(Entries taken from a collection)

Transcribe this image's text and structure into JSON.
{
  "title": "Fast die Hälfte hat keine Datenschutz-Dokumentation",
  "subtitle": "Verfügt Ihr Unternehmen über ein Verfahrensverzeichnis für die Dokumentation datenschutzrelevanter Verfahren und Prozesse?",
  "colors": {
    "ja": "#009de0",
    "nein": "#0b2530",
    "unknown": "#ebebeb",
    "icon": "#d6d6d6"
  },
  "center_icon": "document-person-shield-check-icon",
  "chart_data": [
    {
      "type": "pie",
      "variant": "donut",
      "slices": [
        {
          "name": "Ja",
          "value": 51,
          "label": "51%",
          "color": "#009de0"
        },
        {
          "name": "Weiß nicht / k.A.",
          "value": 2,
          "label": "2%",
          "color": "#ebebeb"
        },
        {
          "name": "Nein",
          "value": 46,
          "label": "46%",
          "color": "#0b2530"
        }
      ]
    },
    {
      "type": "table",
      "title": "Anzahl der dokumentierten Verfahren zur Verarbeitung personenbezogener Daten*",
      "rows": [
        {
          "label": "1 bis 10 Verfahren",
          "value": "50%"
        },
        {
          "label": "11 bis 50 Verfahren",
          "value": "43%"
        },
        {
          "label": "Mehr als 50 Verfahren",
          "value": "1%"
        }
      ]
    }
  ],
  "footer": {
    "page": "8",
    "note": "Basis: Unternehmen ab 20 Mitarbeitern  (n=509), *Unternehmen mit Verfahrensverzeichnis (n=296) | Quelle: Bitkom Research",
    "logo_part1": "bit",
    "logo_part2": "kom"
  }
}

Exercise brief: Could you reproduce every record above exactly as it appears?

Exercise answer:
Transcribe this image's text and structure into JSON.
{
  "title": "Fast die Hälfte hat keine Datenschutz-Dokumentation",
  "subtitle": "Verfügt Ihr Unternehmen über ein Verfahrensverzeichnis für die Dokumentation datenschutzrelevanter Verfahren und Prozesse?",
  "colors": {
    "ja": "#009de0",
    "nein": "#0b2530",
    "unknown": "#ebebeb",
    "icon": "#d6d6d6"
  },
  "center_icon": "document-person-shield-check-icon",
  "chart_data": [
    {
      "type": "pie",
      "variant": "donut",
      "slices": [
        {
          "name": "Ja",
          "value": 51,
          "label": "51%",
          "color": "#009de0"
        },
        {
          "name": "Weiß nicht / k.A.",
          "value": 2,
          "label": "2%",
          "color": "#ebebeb"
        },
        {
          "name": "Nein",
          "value": 46,
          "label": "46%",
          "color": "#0b2530"
        }
      ]
    },
    {
      "type": "table",
      "title": "Anzahl der dokumentierten Verfahren zur Verarbeitung personenbezogener Daten*",
      "rows": [
        {
          "label": "1 bis 10 Verfahren",
          "value": "50%"
        },
        {
          "label": "11 bis 50 Verfahren",
          "value": "43%"
        },
        {
          "label": "Mehr als 50 Verfahren",
          "value": "1%"
        }
      ]
    }
  ],
  "footer": {
    "page": "8",
    "note": "Basis: Unternehmen ab 20 Mitarbeitern  (n=509), *Unternehmen mit Verfahrensverzeichnis (n=296) | Quelle: Bitkom Research",
    "logo_part1": "bit",
    "logo_part2": "kom"
  }
}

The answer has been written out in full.